» EXERCISE GOAL
From the listing below, pull out all lines with "chunks" in them.

» SUPPLIED DATA
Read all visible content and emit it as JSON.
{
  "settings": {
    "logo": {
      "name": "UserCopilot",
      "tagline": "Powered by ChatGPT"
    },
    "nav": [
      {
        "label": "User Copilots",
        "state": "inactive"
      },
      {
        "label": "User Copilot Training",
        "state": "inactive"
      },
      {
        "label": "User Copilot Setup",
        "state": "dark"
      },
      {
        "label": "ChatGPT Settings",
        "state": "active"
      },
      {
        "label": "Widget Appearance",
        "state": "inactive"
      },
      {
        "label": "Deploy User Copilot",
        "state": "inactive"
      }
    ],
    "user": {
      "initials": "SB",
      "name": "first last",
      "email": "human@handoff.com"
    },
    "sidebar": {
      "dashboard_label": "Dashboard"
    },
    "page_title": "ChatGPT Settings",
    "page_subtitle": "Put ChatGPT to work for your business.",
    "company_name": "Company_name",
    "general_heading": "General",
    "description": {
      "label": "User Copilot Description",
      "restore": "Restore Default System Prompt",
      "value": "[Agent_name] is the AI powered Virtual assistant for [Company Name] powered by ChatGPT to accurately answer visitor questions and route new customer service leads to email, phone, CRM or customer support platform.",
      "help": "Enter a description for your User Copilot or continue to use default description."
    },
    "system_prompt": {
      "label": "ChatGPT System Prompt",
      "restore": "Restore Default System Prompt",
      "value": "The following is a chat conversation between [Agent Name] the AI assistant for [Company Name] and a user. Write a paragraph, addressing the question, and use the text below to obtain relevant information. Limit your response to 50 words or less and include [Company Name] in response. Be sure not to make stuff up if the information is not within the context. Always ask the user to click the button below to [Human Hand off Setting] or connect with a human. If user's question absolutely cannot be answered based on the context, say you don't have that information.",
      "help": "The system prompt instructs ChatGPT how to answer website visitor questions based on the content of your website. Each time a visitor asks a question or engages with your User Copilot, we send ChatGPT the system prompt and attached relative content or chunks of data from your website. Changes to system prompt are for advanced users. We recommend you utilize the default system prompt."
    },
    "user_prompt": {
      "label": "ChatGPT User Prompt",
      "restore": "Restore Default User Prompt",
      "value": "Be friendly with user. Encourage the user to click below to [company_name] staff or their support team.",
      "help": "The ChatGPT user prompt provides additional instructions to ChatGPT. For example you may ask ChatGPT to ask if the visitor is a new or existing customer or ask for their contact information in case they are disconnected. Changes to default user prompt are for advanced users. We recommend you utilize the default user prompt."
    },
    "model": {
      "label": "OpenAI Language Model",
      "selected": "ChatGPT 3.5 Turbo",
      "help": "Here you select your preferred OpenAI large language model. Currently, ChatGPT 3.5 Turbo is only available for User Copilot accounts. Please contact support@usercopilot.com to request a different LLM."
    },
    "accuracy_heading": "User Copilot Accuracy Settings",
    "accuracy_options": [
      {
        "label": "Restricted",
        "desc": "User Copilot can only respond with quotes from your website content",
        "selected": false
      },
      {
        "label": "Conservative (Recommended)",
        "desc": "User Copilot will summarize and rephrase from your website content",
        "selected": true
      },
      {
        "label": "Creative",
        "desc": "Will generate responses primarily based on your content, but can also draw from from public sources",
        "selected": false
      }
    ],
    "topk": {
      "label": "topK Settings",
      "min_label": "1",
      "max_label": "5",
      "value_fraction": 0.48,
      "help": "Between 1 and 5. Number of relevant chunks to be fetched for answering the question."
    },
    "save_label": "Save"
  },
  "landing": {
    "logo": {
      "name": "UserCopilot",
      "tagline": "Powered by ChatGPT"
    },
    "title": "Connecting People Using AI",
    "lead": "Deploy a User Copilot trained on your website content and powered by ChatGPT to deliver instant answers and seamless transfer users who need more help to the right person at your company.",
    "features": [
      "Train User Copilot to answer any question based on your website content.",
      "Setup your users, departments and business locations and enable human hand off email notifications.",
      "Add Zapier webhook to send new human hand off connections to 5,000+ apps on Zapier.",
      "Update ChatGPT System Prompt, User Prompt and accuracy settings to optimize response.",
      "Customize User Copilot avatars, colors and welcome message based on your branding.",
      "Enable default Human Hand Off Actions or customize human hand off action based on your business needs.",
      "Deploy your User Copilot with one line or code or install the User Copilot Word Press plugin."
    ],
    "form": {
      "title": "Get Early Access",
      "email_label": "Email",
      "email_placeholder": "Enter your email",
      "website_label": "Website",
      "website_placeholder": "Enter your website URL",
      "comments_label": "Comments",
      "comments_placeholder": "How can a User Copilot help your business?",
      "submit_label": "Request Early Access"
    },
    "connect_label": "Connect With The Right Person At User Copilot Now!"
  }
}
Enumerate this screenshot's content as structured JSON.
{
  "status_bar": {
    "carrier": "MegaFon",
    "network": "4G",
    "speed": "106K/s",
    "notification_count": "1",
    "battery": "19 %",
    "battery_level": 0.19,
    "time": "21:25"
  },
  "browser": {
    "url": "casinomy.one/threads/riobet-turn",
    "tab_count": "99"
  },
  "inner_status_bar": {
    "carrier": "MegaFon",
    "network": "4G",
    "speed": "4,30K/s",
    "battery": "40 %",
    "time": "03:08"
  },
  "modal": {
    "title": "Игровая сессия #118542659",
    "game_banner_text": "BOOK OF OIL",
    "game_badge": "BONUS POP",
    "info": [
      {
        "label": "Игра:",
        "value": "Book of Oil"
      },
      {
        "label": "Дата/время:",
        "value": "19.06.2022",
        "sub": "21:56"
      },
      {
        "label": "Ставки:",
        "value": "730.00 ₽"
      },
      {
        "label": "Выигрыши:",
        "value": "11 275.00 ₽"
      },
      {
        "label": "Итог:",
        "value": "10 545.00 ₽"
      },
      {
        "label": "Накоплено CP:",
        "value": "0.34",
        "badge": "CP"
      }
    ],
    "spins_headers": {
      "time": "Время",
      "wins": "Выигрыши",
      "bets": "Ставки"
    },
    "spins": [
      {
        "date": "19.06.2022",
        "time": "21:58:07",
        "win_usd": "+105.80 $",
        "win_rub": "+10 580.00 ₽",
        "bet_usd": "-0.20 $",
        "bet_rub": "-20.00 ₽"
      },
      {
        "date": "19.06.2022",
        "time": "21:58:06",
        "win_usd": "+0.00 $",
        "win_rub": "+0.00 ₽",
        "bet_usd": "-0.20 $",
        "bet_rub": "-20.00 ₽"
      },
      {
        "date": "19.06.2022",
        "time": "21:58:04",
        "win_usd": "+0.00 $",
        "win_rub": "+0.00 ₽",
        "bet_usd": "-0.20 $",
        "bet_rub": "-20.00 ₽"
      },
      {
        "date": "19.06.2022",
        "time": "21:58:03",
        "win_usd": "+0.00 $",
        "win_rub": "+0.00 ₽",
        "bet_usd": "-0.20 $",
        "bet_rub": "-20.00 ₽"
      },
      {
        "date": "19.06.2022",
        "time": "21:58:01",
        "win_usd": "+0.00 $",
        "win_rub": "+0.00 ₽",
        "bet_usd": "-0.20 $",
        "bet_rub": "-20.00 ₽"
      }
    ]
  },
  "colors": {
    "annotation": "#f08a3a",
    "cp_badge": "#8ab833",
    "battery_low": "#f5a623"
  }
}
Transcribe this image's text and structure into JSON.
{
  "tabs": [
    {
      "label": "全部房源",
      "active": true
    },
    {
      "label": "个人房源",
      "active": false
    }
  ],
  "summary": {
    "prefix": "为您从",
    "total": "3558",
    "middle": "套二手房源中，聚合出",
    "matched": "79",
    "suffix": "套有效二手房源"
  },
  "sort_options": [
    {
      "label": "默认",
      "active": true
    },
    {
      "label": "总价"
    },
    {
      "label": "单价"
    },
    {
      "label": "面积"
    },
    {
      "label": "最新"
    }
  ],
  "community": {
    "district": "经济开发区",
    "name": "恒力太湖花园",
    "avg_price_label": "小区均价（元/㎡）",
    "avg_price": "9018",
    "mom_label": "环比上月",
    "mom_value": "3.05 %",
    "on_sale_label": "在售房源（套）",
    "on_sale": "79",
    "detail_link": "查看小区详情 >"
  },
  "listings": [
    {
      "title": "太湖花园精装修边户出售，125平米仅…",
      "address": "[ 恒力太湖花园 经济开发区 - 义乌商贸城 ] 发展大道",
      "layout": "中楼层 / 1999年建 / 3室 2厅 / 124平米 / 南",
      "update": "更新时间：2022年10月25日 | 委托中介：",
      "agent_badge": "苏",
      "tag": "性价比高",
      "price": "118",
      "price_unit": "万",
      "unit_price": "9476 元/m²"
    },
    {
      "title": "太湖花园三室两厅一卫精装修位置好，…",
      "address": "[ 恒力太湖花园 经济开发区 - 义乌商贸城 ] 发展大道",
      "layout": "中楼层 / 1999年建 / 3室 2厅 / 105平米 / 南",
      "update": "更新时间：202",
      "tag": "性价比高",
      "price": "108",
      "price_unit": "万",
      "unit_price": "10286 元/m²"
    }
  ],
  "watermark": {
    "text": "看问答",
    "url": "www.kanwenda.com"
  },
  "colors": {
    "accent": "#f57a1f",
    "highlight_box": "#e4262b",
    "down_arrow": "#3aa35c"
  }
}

» OUTPUT FOR THIS EXERCISE
      "help": "The system prompt instructs ChatGPT how to answer website visitor questions based on the content of your website. Each time a visitor asks a question or engages with your User Copilot, we send ChatGPT the system prompt and attached relative content or chunks of data from your website. Changes to system prompt are for advanced users. We recommend you utilize the default system prompt."
      "help": "Between 1 and 5. Number of relevant chunks to be fetched for answering the question."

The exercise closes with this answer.